* _Elenco dei compiti_:
1. Elenca tutti i nomi utente che compaiono nella discussione del forum.
2. Copia dalla discussione del forum il tratto che va da "E se una persona" fino a "sono assolutamente credibili.".

* _Sezione di testo_:

Perchè io di gente che ha cambiato faccia dall'oggi al domani in base alle circostanze ne ho conosciuta.
Parlo di gente che sa indossare benino una maschera.
Il problema con le persone è che le conosci davvero quando non ci vai più d'accordo.
Mogli e mariti in primis, e comunque vale in ogni ambito di relazione.
E non è che fino a che l'intento è comune tu sei un coglione se non capisci come quella persona sia davvero.
Magari sei un coglione se ci investi troppo.
Però... vedete... secondo me, l'amica di Circe che è sua amica da quando aveva 13 anni, che le tromba il marito e quando lei le fa saltare il giochino, invece di pensare al dolore causato le manda i messaggi con i particolari... E' UNA TROIA.
Cioè, mi dispiace pure per i suini in genere, ma se poi scrivo ZOCCOLA si risentono gli amici dei roditori.
Quindi magari posso dire che è una persona senza briciola di sincerità e priva della capacità di nutrire sentimenti sinceri, una persona non solo cinica, ma che gode del dolore altrui.
E se una persona è così dentro, ma è stata tenuta vicina come amica, come moglie, pure come amante dagli attori della storia di Circe, è molto comodo e facile dire che si era alla fiera del coglione.
Invece ci sono persone cattive, talmente nere dentro che per poter stare vicino ai propri simili si mettono una maschera, e la portano bene, la portano sempre e sono assolutamente credibili.
Magari a 13 anni la tanavano spesso mentre smacchinava alle spalle di qualcuno, ma poi con gli anni le armi si affilano.
Perchè magari il marito se l'è fatta perchè lei non era Circe o perchè non ci ha capito più un accidente quando si è trovato davanti la fantasia porno dei 15 anni, ma io ritengo che lei se lo sia fatto proprio perchè era il marito di Circe.
E quando incontri una persona così... se sei 'normale', fatichi a credere a quello che hai davanti.
Secondo me.


----------



## Joey Blow (16 Febbraio 2015)

lothar57 ha detto:


> La mia nuova fiamma,nella rubrica non c'e'.Appena la chiamo cancello,e cosi'x sms.Lei sa'che x nessuno motivo mi deve cercare,puo'farlo solo se il primo sono io.Il numero l'ho imparato a memoria-


E nel caso servisse puoi sempre magnartelo quel cellulare. A cazzaro, dai.


----------



## free (16 Febbraio 2015)

* _Record forniti_:

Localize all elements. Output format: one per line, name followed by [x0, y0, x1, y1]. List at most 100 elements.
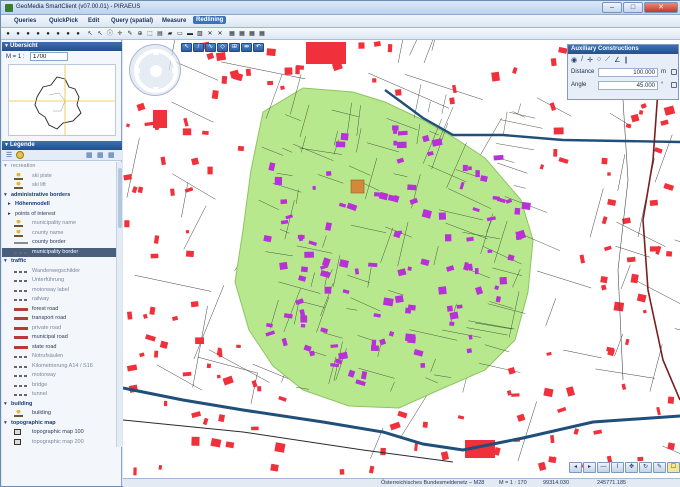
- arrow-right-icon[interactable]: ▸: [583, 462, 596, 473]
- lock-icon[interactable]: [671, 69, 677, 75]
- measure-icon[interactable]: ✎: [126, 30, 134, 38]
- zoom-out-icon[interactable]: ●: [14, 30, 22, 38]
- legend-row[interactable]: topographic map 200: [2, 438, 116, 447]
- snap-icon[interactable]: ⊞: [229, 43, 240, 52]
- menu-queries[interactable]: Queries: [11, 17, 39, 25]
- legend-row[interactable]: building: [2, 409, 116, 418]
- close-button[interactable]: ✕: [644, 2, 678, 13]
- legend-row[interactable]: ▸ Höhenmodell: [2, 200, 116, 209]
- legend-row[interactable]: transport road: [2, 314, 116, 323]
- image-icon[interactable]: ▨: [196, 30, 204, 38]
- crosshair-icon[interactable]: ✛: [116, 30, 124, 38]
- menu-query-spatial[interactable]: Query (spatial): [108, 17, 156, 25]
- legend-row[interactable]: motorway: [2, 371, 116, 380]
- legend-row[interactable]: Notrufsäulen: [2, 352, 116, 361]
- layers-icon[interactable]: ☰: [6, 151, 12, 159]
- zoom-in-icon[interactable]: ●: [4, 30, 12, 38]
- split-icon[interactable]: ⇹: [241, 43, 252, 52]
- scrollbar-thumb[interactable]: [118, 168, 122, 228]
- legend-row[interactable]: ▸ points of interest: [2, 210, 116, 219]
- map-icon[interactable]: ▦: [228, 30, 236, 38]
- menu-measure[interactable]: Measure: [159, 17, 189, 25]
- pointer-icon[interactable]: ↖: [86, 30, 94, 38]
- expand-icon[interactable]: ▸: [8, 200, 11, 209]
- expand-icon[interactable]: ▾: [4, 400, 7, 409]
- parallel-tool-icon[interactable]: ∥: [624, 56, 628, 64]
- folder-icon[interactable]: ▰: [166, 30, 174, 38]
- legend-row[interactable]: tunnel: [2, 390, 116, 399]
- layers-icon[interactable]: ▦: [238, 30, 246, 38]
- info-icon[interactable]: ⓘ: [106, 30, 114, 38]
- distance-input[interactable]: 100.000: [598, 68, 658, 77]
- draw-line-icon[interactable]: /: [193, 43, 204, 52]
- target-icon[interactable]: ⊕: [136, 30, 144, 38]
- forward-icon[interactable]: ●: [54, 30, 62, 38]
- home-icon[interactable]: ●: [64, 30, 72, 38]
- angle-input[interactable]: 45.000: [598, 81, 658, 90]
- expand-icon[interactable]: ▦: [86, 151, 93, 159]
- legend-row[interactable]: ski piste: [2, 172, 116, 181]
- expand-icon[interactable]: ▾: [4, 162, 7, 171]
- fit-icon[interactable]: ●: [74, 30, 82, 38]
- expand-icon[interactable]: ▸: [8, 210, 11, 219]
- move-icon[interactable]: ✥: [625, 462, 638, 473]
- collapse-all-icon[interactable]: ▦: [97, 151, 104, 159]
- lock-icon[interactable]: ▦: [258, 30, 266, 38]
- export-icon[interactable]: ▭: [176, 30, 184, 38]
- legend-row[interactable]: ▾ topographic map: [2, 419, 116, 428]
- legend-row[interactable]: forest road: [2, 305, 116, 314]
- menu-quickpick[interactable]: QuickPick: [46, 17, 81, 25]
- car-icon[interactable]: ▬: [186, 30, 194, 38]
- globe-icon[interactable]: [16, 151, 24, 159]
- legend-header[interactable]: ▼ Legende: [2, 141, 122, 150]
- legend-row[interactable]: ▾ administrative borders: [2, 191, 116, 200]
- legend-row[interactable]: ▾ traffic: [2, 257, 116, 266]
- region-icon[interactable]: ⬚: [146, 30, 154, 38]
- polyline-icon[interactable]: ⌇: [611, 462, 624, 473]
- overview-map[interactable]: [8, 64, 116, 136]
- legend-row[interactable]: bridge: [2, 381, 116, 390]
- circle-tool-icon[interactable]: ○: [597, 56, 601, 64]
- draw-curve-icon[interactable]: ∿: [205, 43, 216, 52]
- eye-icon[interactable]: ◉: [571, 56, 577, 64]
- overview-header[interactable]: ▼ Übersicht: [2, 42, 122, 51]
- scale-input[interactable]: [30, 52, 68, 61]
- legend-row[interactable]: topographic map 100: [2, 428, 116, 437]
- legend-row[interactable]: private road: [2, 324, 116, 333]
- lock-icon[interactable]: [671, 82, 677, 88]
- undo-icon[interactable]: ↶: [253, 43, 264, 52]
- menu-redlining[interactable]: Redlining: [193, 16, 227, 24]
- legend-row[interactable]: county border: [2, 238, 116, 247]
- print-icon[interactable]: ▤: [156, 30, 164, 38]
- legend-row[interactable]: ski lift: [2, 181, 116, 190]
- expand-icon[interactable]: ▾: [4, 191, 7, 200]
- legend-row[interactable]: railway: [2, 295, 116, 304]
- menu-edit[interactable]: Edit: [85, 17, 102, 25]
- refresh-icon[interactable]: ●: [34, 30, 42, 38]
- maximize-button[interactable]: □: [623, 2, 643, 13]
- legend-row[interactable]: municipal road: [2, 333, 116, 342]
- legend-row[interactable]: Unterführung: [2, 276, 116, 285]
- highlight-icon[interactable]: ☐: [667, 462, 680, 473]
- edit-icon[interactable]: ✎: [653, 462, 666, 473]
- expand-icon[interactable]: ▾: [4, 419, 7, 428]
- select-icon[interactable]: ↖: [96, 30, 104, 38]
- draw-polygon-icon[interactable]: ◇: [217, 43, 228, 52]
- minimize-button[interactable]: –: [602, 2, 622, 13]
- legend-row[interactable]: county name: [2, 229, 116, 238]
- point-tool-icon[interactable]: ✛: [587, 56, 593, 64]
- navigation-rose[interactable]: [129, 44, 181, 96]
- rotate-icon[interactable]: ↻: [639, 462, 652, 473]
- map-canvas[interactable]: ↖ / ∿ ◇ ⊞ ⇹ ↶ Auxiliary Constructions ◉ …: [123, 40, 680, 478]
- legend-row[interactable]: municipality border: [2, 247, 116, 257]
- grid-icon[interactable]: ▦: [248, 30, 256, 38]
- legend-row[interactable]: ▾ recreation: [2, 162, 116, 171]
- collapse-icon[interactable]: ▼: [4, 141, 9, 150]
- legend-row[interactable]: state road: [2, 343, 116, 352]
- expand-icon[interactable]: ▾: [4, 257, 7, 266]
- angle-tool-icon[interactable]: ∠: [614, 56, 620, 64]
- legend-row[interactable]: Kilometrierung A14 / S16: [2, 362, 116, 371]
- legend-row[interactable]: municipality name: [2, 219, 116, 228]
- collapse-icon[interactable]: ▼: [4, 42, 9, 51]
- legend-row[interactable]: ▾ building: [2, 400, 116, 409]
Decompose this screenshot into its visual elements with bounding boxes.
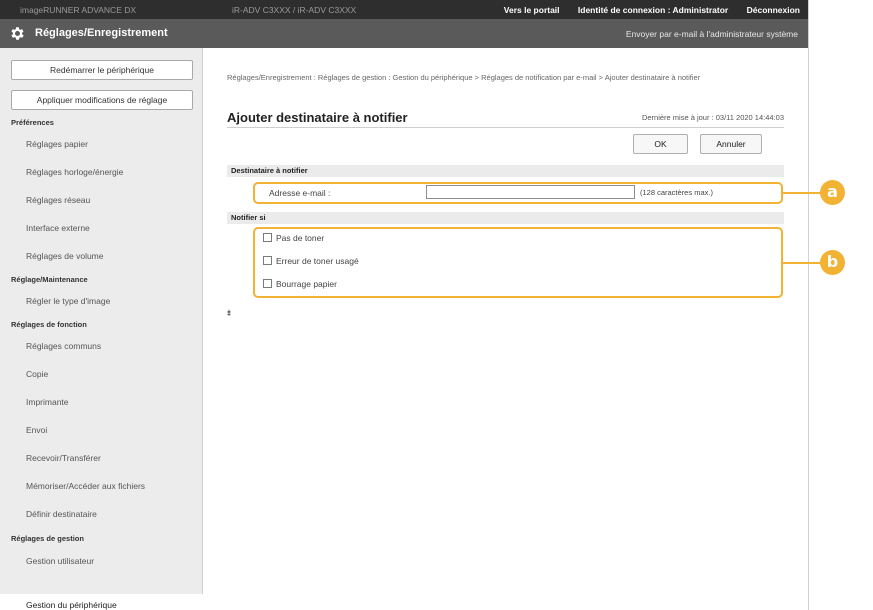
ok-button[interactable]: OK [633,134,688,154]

* _Risultati dei compiti_:
1. Joey Blow, lothar57, free

2.
E se una persona è così dentro, ma è stata tenuta vicina come amica, come moglie, pure come amante dagli attori della storia di Circe, è molto comodo e facile dire che si era alla fiera del coglione.
Invece ci sono persone cattive, talmente nere dentro che per poter stare vicino ai propri simili si mettono una maschera, e la portano bene, la portano sempre e sono assolutamente credibili.